* **What the task asks**
Do any lines in the data below contain "must"? If so, copy every one of them.

--- START OF Task data ---

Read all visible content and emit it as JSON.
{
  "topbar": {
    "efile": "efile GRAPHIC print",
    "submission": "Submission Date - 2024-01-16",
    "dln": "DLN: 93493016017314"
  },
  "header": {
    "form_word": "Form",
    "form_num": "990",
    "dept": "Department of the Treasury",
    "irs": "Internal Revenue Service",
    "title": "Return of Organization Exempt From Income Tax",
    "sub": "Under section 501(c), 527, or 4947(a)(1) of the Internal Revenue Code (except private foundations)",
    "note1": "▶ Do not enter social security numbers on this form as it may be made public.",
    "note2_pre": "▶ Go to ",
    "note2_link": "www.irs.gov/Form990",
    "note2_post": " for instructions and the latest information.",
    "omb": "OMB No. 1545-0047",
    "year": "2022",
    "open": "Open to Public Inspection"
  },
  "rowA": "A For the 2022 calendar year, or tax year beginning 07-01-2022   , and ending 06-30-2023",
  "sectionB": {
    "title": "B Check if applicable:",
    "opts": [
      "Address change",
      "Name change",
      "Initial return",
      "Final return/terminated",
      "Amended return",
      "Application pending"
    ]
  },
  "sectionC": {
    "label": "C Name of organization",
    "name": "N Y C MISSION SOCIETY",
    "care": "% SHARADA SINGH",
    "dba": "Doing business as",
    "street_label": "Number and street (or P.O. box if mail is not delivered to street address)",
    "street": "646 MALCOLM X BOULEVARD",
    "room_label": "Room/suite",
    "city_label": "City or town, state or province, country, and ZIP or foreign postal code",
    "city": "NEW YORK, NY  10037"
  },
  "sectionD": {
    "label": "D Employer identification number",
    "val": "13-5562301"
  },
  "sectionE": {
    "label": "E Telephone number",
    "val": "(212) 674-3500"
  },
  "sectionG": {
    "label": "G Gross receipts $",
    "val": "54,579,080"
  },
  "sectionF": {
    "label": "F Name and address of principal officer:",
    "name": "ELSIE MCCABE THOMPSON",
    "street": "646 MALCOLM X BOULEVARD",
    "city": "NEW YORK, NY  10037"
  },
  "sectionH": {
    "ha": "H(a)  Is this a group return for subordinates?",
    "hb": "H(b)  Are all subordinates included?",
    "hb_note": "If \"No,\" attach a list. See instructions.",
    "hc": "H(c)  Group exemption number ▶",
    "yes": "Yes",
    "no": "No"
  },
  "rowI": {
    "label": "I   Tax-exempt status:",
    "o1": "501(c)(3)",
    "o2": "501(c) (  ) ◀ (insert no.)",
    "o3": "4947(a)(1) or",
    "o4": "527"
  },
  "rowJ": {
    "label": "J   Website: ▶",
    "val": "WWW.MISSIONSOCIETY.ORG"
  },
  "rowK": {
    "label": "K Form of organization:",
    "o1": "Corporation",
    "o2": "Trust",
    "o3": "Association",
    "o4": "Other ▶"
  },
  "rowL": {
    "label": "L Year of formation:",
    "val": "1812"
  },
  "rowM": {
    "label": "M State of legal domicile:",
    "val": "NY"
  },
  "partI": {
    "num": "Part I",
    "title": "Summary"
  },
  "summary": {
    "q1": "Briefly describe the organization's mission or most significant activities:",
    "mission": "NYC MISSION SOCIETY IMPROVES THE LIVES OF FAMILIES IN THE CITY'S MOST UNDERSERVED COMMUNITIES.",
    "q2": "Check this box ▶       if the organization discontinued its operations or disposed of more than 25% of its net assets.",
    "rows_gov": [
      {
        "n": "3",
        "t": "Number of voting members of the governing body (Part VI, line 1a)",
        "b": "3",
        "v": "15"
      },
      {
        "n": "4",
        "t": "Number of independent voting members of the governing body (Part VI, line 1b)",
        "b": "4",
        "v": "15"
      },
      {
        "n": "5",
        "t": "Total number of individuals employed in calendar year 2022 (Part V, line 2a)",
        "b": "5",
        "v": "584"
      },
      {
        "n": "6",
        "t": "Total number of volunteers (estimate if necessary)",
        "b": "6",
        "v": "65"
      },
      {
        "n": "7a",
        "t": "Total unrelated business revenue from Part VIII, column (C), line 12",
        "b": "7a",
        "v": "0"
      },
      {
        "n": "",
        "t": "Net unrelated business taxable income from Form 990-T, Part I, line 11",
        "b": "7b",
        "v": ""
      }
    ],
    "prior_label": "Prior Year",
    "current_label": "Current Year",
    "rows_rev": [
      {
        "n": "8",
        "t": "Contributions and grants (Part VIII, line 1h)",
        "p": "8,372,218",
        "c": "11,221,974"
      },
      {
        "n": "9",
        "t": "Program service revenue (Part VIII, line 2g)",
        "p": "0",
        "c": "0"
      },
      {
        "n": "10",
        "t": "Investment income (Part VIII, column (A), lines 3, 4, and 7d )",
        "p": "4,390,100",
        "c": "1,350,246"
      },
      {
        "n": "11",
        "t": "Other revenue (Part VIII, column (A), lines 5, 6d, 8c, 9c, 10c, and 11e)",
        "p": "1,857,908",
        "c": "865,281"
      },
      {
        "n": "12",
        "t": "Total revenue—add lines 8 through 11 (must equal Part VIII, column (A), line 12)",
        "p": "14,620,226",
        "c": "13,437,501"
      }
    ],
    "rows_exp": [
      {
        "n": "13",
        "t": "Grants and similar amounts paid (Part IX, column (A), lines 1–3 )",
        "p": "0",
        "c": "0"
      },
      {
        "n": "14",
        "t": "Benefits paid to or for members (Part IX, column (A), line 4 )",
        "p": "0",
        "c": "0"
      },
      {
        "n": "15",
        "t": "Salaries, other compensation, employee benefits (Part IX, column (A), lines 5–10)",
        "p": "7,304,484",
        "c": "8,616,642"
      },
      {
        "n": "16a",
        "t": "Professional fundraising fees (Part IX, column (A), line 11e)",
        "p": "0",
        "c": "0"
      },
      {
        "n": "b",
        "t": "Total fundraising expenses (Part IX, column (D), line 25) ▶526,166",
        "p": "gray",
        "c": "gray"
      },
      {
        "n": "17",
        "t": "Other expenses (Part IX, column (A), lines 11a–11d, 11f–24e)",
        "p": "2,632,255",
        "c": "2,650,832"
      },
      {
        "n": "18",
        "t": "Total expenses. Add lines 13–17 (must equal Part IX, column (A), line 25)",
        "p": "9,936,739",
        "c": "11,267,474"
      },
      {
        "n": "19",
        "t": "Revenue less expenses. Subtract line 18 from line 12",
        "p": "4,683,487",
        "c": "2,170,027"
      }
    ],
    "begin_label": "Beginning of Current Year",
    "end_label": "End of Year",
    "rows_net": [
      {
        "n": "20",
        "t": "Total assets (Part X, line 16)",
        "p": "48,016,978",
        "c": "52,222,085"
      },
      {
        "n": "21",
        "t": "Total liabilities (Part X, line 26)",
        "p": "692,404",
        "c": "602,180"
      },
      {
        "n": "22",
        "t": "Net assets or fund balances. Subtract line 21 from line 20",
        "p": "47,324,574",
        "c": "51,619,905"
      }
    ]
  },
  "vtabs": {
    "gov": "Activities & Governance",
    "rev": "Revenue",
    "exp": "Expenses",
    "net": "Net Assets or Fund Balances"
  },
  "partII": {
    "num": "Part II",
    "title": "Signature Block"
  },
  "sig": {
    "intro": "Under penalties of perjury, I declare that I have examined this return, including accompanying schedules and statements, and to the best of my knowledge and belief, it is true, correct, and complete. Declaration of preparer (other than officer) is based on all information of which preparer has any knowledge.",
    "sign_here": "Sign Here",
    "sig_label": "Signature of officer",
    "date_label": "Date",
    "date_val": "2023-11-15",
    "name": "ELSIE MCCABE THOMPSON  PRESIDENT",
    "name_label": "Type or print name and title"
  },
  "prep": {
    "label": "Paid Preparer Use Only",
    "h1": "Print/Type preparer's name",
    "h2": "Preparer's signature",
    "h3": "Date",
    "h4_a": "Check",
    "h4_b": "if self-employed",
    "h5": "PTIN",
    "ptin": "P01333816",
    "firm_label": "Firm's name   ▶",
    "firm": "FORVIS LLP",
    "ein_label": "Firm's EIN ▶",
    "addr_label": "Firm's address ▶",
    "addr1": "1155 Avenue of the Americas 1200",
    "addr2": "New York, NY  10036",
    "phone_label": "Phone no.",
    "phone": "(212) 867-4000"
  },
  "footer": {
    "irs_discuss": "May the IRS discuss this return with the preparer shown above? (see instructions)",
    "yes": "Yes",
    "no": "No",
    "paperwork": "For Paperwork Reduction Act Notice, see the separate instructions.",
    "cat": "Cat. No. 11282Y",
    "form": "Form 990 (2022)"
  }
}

--- END OF Task data ---

* **Final result**
        "t": "Total revenue—add lines 8 through 11 (must equal Part VIII, column (A), line 12)",
        "t": "Total expenses. Add lines 13–17 (must equal Part IX, column (A), line 25)",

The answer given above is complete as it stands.